From the entries that follow, extract each line holding the string "text".

── Given data

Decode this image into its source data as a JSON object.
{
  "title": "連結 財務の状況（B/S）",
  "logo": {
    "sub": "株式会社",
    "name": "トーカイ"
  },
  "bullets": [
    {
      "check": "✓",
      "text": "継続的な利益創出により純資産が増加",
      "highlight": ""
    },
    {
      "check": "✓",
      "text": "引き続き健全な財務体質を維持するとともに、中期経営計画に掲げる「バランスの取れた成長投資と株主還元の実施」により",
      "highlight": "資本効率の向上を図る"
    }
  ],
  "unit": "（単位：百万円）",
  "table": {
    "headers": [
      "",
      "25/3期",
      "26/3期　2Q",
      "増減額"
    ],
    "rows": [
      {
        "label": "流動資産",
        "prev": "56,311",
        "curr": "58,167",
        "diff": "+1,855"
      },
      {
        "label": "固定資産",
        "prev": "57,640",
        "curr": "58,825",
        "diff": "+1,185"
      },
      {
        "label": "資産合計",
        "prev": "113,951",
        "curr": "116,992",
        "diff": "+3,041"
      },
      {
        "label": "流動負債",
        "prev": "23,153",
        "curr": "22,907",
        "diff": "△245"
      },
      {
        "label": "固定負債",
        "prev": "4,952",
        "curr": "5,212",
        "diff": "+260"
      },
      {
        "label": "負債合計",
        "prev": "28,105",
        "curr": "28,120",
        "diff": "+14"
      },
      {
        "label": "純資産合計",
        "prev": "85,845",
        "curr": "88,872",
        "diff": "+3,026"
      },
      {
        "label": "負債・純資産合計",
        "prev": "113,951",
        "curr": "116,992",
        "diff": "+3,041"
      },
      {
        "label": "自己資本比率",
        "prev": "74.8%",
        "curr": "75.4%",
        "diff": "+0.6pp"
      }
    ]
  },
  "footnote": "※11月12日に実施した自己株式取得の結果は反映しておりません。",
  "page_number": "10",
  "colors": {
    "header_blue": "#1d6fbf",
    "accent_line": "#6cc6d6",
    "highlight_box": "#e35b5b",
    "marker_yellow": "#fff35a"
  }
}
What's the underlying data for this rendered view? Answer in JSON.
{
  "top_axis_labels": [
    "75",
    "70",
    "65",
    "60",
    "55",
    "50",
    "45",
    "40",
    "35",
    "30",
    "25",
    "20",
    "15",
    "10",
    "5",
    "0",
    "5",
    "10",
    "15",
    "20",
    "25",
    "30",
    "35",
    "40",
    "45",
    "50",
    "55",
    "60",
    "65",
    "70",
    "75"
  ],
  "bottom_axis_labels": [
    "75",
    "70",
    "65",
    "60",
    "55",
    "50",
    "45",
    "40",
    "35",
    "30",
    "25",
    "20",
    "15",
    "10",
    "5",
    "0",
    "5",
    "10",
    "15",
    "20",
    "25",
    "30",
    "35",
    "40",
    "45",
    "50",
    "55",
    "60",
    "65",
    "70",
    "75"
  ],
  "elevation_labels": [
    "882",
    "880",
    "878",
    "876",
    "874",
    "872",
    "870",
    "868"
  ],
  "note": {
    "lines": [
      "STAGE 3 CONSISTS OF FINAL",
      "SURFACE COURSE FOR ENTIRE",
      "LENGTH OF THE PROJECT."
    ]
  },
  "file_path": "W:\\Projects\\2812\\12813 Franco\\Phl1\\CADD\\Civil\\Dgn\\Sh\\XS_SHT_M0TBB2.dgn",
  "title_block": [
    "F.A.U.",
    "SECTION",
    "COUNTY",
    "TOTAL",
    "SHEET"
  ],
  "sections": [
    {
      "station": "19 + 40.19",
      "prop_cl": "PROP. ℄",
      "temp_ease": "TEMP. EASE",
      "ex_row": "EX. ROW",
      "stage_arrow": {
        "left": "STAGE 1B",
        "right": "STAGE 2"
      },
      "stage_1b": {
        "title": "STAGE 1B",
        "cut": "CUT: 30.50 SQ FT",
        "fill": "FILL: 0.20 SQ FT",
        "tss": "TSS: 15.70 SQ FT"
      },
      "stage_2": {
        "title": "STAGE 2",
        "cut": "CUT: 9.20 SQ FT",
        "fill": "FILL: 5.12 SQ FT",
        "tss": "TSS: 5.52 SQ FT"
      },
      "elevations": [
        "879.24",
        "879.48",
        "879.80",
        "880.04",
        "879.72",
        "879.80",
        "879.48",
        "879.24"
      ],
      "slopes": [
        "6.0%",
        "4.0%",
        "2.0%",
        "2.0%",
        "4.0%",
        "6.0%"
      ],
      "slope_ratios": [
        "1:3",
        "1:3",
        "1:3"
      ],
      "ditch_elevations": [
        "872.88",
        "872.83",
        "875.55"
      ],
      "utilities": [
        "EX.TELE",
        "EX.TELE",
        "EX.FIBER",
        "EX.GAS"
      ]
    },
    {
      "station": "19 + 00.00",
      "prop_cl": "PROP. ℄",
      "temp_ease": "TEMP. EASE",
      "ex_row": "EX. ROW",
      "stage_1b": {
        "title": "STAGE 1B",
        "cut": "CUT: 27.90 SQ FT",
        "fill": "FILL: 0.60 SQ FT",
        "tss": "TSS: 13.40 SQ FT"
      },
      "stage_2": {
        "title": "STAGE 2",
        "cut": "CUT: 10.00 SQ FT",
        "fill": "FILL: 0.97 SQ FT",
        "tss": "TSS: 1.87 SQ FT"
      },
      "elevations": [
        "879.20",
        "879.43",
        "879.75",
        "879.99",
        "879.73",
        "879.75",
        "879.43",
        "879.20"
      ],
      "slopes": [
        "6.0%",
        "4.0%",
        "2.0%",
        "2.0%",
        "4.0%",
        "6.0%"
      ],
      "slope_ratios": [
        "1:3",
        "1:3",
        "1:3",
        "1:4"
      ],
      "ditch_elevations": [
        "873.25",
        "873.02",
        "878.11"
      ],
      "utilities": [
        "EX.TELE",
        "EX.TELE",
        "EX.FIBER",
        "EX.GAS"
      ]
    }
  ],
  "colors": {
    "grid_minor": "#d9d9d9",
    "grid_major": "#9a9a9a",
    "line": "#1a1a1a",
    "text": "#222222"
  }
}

────

■ **Task result**:
      "text": "継続的な利益創出により純資産が増加",
      "text": "引き続き健全な財務体質を維持するとともに、中期経営計画に掲げる「バランスの取れた成長投資と株主還元の実施」により",
    "text": "#222222"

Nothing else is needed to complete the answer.